* Start DATA SUPPLIED *

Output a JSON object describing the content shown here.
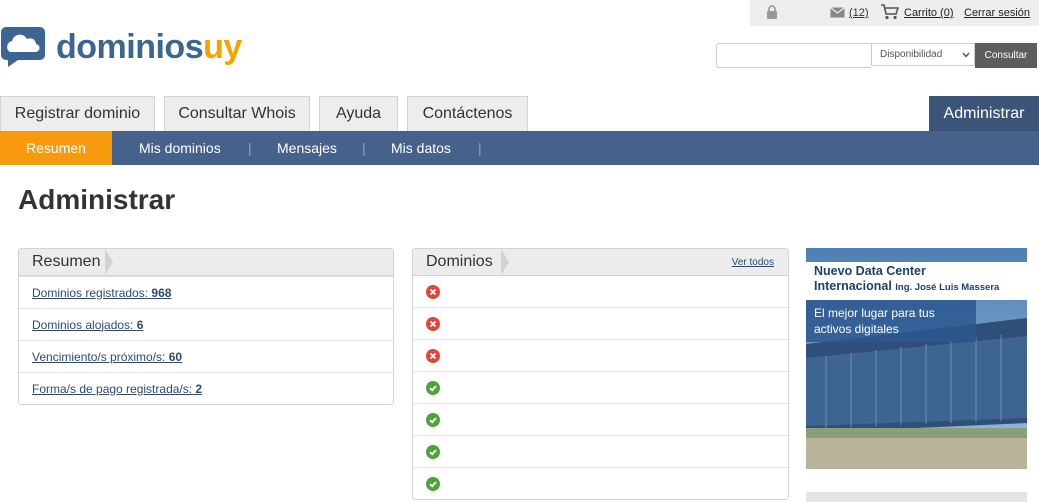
{
  "topbar": {
    "messages_count": "(12)",
    "cart_label": "Carrito (0)",
    "logout_label": "Cerrar sesión"
  },
  "logo": {
    "part1": "dominios",
    "part2": "uy"
  },
  "search": {
    "placeholder": "",
    "select_value": "Disponibilidad",
    "button_label": "Consultar"
  },
  "tabs": [
    {
      "label": "Registrar dominio"
    },
    {
      "label": "Consultar Whois"
    },
    {
      "label": "Ayuda"
    },
    {
      "label": "Contáctenos"
    },
    {
      "label": "Administrar",
      "active": true
    }
  ],
  "subnav": [
    {
      "label": "Resumen",
      "active": true
    },
    {
      "label": "Mis dominios"
    },
    {
      "label": "Mensajes"
    },
    {
      "label": "Mis datos"
    }
  ],
  "page_title": "Administrar",
  "resumen": {
    "title": "Resumen",
    "rows": [
      {
        "label": "Dominios registrados:",
        "value": "968"
      },
      {
        "label": "Dominios alojados:",
        "value": "6"
      },
      {
        "label": "Vencimiento/s próximo/s:",
        "value": "60"
      },
      {
        "label": "Forma/s de pago registrada/s:",
        "value": "2"
      }
    ]
  },
  "dominios": {
    "title": "Dominios",
    "link": "Ver todos",
    "rows": [
      {
        "status": "error"
      },
      {
        "status": "error"
      },
      {
        "status": "error"
      },
      {
        "status": "ok"
      },
      {
        "status": "ok"
      },
      {
        "status": "ok"
      },
      {
        "status": "ok"
      }
    ]
  },
  "ad": {
    "title_line1": "Nuevo Data Center",
    "title_line2": "Internacional",
    "title_small": "Ing. José Luis Massera",
    "subtitle_line1": "El mejor lugar para tus",
    "subtitle_line2": "activos digitales"
  },
  "colors": {
    "brand_blue": "#3d6591",
    "brand_orange": "#f5a300",
    "nav_blue": "#46618b",
    "active_orange": "#f79a0e",
    "error_red": "#e0443a",
    "ok_green": "#4aa53b"
  }
}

* End DATA SUPPLIED *

INSTRUCTIONS TO FOLLOW: Copy all of the entries verbatim, leaving out any pictures they contain.

FINAL ANSWER:
Output a JSON object describing the content shown here.
{
  "topbar": {
    "messages_count": "(12)",
    "cart_label": "Carrito (0)",
    "logout_label": "Cerrar sesión"
  },
  "logo": {
    "part1": "dominios",
    "part2": "uy"
  },
  "search": {
    "placeholder": "",
    "select_value": "Disponibilidad",
    "button_label": "Consultar"
  },
  "tabs": [
    {
      "label": "Registrar dominio"
    },
    {
      "label": "Consultar Whois"
    },
    {
      "label": "Ayuda"
    },
    {
      "label": "Contáctenos"
    },
    {
      "label": "Administrar",
      "active": true
    }
  ],
  "subnav": [
    {
      "label": "Resumen",
      "active": true
    },
    {
      "label": "Mis dominios"
    },
    {
      "label": "Mensajes"
    },
    {
      "label": "Mis datos"
    }
  ],
  "page_title": "Administrar",
  "resumen": {
    "title": "Resumen",
    "rows": [
      {
        "label": "Dominios registrados:",
        "value": "968"
      },
      {
        "label": "Dominios alojados:",
        "value": "6"
      },
      {
        "label": "Vencimiento/s próximo/s:",
        "value": "60"
      },
      {
        "label": "Forma/s de pago registrada/s:",
        "value": "2"
      }
    ]
  },
  "dominios": {
    "title": "Dominios",
    "link": "Ver todos",
    "rows": [
      {
        "status": "error"
      },
      {
        "status": "error"
      },
      {
        "status": "error"
      },
      {
        "status": "ok"
      },
      {
        "status": "ok"
      },
      {
        "status": "ok"
      },
      {
        "status": "ok"
      }
    ]
  },
  "ad": {
    "title_line1": "Nuevo Data Center",
    "title_line2": "Internacional",
    "title_small": "Ing. José Luis Massera",
    "subtitle_line1": "El mejor lugar para tus",
    "subtitle_line2": "activos digitales"
  },
  "colors": {
    "brand_blue": "#3d6591",
    "brand_orange": "#f5a300",
    "nav_blue": "#46618b",
    "active_orange": "#f79a0e",
    "error_red": "#e0443a",
    "ok_green": "#4aa53b"
  }
}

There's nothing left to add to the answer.